:: What the task asks ::
Give the number of lines in the data that contain "this", and nothing more.

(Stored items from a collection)
** start **
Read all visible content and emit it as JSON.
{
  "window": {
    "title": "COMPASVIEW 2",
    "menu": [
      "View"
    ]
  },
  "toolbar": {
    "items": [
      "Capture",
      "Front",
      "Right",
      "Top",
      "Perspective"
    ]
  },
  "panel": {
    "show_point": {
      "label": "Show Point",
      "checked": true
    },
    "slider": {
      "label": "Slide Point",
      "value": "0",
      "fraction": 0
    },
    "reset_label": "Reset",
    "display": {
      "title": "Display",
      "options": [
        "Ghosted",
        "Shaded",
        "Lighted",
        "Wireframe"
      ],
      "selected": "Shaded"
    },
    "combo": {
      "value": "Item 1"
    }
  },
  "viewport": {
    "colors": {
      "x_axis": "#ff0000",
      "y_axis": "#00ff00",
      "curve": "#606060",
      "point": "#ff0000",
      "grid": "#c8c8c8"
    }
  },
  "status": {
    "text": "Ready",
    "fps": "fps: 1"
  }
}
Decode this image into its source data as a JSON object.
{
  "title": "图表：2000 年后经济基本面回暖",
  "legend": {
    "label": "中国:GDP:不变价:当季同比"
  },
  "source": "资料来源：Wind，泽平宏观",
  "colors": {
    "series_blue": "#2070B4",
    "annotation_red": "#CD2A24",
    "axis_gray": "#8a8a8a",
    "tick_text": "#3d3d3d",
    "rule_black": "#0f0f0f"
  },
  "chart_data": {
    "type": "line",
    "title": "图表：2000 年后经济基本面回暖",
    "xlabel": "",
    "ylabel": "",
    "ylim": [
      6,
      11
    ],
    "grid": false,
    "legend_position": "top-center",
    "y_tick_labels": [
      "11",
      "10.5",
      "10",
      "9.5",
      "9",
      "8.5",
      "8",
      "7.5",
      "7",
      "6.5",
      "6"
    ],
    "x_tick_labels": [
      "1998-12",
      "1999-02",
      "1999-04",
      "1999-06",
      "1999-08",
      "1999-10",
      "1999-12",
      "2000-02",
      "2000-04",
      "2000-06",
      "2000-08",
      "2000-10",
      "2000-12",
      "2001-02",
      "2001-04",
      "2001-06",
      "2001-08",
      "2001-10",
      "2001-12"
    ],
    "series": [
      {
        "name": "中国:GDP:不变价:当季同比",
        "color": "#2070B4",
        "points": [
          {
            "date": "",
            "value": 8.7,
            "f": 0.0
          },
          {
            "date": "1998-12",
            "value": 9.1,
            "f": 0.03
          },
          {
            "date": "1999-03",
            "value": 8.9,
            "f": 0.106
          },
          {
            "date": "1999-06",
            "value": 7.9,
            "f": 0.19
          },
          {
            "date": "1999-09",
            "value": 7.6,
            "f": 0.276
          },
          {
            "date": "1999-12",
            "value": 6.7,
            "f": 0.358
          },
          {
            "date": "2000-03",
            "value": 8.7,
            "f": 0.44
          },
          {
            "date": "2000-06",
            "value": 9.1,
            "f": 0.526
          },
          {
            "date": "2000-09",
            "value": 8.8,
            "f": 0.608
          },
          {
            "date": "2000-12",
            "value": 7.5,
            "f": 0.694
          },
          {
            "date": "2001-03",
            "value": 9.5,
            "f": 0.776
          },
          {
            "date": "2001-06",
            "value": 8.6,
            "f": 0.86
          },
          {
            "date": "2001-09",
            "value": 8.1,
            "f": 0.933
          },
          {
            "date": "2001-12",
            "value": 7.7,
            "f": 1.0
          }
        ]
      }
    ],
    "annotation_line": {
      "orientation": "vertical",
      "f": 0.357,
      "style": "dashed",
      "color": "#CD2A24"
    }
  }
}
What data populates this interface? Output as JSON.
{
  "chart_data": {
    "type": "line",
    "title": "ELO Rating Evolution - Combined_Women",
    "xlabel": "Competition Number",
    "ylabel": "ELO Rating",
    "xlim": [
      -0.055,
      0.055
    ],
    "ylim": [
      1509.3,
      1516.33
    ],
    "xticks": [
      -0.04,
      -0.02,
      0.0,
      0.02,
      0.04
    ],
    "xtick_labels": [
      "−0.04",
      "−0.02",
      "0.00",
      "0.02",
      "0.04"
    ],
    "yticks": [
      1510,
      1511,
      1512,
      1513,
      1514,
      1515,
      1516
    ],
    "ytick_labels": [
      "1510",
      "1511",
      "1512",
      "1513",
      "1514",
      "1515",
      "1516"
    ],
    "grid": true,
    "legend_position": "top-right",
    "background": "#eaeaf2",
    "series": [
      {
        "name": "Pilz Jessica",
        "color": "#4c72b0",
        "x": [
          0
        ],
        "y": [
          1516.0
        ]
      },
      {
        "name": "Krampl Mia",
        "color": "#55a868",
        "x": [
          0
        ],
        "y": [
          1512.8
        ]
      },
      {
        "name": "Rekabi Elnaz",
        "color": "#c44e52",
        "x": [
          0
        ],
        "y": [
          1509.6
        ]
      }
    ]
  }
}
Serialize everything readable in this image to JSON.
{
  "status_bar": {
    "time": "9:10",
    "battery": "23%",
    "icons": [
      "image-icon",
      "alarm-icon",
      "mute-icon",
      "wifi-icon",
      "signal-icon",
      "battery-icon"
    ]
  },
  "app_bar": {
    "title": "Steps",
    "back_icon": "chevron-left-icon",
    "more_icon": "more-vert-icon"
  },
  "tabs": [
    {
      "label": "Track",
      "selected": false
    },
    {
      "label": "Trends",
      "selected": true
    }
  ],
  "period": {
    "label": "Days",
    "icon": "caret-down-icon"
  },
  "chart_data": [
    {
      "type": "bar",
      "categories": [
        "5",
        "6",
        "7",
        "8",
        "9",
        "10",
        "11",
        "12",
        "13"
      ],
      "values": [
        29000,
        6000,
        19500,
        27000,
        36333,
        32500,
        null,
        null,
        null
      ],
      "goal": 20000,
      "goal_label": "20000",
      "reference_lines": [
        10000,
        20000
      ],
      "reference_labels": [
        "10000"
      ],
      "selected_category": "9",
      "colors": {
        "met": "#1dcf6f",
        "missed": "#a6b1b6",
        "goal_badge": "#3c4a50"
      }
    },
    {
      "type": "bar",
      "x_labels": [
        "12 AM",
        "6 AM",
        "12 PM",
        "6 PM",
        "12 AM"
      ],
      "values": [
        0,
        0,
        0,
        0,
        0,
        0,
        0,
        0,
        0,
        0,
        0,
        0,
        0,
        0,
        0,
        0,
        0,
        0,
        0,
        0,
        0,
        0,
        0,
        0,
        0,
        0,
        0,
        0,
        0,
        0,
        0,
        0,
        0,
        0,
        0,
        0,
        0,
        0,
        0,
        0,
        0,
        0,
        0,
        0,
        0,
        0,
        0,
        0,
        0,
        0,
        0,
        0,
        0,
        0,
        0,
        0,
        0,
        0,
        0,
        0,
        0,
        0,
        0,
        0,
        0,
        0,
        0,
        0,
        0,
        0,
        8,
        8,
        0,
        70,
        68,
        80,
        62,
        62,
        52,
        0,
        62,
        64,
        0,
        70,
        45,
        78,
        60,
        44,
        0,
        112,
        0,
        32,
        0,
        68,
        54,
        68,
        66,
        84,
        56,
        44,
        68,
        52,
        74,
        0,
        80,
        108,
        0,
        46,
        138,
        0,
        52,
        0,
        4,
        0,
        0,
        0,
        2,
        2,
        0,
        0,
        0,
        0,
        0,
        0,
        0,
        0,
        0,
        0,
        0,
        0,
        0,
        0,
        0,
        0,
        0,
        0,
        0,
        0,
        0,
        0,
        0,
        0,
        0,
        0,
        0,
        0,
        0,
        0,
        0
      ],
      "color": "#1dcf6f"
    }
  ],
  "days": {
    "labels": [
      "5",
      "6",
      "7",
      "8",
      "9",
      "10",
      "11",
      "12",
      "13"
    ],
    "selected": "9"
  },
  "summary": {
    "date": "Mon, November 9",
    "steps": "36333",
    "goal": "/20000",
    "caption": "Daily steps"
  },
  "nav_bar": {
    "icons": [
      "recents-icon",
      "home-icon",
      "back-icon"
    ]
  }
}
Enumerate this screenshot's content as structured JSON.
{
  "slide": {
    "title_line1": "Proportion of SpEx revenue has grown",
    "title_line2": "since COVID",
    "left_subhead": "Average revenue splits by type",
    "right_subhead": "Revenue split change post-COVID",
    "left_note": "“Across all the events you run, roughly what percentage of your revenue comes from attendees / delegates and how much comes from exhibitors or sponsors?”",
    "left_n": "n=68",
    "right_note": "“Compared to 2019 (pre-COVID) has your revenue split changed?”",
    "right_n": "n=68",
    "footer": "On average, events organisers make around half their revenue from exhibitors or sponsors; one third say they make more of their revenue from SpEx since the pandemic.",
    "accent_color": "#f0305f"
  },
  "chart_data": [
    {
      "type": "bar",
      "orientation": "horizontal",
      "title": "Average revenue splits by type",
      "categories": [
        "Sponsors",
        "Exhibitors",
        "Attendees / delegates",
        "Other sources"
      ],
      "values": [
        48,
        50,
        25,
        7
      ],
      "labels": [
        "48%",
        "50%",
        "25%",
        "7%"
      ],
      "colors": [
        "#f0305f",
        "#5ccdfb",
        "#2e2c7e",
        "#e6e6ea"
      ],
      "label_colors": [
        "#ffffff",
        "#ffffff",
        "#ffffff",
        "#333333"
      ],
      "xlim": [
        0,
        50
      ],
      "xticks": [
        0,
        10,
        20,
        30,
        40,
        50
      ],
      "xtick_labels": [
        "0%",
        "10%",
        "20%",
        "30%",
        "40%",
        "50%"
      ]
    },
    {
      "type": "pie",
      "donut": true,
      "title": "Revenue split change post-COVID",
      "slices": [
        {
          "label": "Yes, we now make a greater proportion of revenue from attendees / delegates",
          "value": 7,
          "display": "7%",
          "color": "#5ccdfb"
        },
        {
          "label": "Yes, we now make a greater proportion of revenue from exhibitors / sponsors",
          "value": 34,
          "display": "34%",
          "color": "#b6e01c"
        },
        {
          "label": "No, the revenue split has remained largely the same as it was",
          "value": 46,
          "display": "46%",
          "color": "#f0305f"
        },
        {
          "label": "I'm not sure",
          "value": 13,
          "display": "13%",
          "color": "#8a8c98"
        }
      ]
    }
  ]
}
** end **
:: Complete response ::
4